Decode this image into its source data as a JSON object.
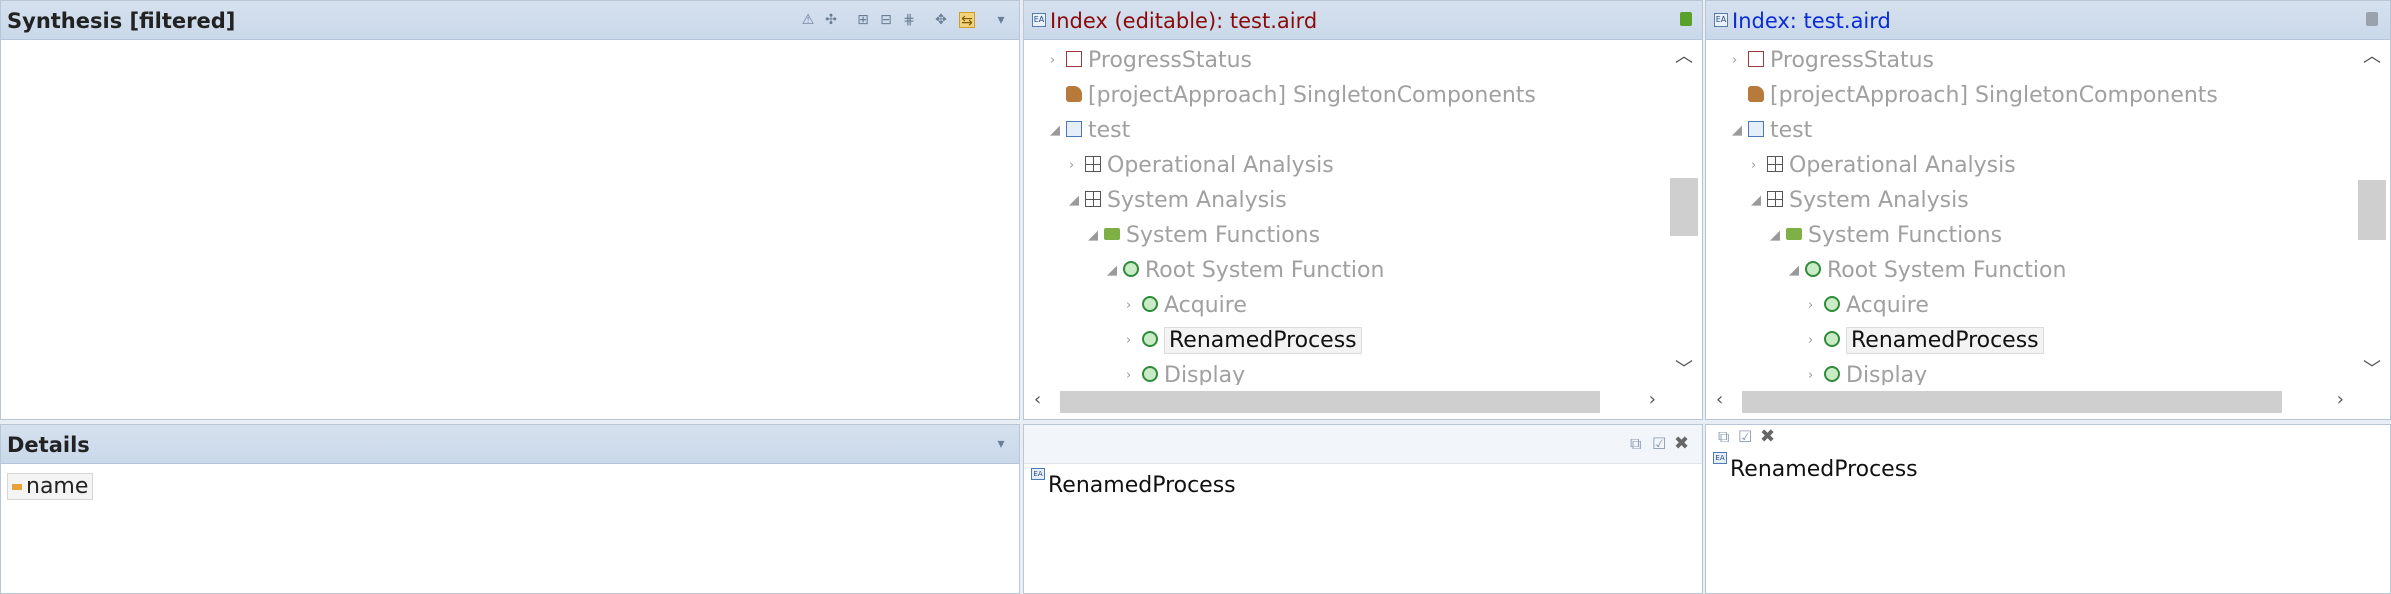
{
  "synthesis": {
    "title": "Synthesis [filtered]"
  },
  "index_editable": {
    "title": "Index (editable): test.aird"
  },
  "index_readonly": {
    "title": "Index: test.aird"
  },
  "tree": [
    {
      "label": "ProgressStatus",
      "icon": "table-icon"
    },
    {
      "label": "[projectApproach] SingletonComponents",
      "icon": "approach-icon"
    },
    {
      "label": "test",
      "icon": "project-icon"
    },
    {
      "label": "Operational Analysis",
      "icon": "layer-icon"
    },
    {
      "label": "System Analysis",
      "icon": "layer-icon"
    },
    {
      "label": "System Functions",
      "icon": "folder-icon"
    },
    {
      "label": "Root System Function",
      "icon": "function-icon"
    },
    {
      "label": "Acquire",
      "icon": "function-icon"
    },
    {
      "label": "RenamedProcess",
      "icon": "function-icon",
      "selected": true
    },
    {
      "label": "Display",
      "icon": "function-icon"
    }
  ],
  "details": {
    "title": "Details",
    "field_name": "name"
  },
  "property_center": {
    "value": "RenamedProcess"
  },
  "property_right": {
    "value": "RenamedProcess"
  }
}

* * *

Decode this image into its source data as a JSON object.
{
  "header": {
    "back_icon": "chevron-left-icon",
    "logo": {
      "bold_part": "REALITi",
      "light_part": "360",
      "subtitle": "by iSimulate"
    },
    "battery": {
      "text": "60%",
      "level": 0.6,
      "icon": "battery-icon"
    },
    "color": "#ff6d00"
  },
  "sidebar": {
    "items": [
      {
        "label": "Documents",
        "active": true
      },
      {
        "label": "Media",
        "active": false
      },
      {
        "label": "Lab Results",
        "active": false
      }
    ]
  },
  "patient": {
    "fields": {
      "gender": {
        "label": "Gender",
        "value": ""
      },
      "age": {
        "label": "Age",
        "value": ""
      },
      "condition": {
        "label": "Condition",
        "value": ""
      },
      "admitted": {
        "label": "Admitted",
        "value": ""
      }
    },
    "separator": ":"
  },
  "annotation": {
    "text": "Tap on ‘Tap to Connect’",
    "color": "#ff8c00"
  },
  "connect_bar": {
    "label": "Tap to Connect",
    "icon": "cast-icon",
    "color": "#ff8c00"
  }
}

==

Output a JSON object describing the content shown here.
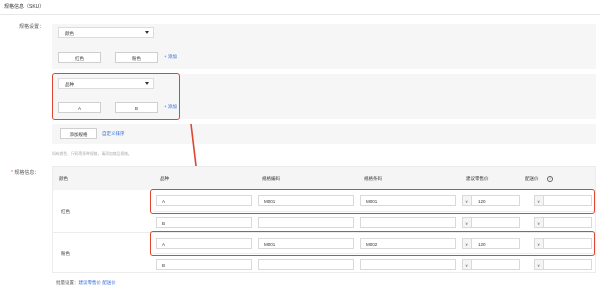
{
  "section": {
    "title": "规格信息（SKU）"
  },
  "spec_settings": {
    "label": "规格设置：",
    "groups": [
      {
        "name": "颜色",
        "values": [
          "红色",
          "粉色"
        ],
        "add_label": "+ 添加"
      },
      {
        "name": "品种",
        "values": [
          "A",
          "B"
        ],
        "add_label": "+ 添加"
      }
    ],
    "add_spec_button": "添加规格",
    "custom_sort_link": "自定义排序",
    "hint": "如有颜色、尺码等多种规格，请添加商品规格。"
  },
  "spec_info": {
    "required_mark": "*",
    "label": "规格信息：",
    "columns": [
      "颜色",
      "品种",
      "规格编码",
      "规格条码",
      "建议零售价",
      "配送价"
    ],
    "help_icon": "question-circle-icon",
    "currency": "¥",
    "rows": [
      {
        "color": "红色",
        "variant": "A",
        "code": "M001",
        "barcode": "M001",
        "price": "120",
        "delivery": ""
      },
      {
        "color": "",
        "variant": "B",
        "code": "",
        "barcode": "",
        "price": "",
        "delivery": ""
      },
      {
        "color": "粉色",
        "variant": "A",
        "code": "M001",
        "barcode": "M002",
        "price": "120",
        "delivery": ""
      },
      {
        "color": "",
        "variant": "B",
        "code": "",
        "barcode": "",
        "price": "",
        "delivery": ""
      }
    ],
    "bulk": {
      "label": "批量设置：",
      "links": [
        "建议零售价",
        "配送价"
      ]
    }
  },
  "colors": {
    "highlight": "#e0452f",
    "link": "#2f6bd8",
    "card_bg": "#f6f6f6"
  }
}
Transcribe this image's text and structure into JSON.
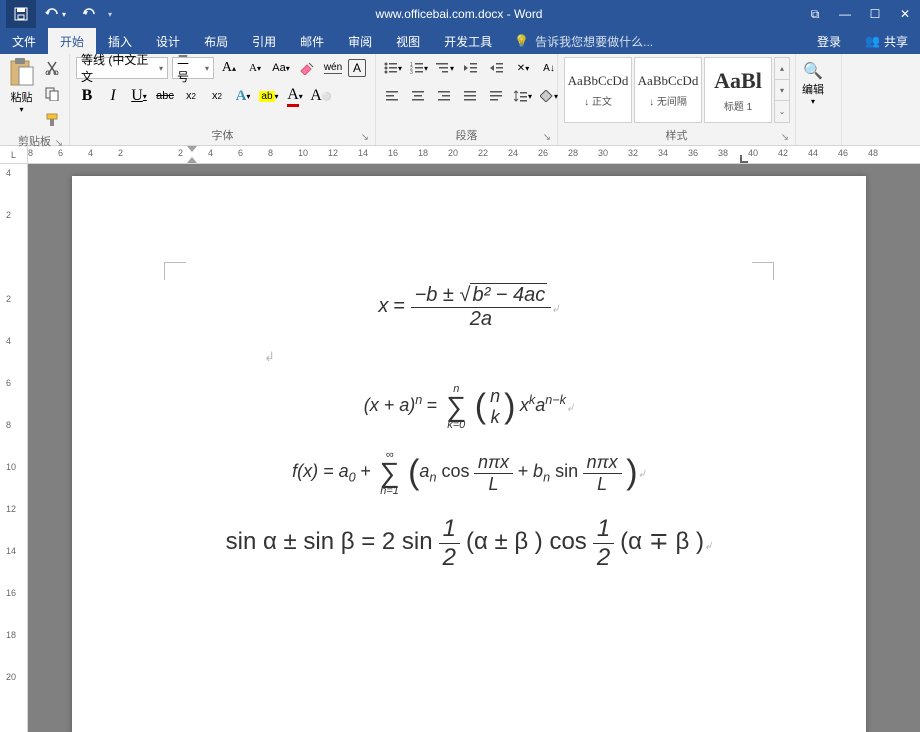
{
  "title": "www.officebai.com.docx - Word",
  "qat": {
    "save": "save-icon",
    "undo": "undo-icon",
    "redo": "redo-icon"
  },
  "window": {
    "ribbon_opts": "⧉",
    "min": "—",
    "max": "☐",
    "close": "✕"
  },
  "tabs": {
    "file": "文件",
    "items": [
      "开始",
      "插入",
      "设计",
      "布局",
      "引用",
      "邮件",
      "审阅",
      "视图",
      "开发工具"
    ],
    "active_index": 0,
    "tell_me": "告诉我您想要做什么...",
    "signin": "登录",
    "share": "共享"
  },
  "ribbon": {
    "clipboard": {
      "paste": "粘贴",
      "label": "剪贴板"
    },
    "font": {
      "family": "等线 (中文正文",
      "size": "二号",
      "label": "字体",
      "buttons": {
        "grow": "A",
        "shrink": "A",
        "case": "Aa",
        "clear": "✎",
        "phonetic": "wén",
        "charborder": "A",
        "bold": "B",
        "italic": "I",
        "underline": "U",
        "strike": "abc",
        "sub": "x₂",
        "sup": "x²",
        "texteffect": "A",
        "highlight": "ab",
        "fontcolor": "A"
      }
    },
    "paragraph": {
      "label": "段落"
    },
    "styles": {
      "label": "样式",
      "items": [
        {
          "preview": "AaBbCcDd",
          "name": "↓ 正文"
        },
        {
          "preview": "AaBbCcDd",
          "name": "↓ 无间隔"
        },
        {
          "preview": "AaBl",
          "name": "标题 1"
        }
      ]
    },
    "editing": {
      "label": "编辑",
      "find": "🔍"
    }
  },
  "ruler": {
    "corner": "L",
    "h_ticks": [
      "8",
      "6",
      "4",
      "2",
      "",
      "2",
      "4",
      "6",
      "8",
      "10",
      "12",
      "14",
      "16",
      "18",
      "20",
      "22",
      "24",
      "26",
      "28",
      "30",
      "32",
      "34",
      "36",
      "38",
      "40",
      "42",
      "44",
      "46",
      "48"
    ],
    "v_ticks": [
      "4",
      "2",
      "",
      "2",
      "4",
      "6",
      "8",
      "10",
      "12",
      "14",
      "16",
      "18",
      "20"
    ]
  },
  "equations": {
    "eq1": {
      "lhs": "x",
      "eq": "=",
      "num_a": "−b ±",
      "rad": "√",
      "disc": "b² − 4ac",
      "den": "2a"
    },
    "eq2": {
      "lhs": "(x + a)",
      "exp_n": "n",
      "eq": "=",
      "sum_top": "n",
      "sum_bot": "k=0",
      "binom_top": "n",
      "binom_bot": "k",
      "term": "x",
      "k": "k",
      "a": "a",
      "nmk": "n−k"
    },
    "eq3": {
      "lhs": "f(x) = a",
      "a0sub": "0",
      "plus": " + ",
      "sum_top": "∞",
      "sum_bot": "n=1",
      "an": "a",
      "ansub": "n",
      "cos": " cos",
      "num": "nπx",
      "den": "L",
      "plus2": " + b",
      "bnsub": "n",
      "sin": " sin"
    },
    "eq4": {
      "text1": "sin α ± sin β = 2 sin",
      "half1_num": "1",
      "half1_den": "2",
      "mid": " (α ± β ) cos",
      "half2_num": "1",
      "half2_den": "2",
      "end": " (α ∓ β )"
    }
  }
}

* _Request_:
List every line above containing the word "test".

* _Solution_:
    "title": "Index (editable): test.aird"
    "title": "Index: test.aird"
      "label": "test",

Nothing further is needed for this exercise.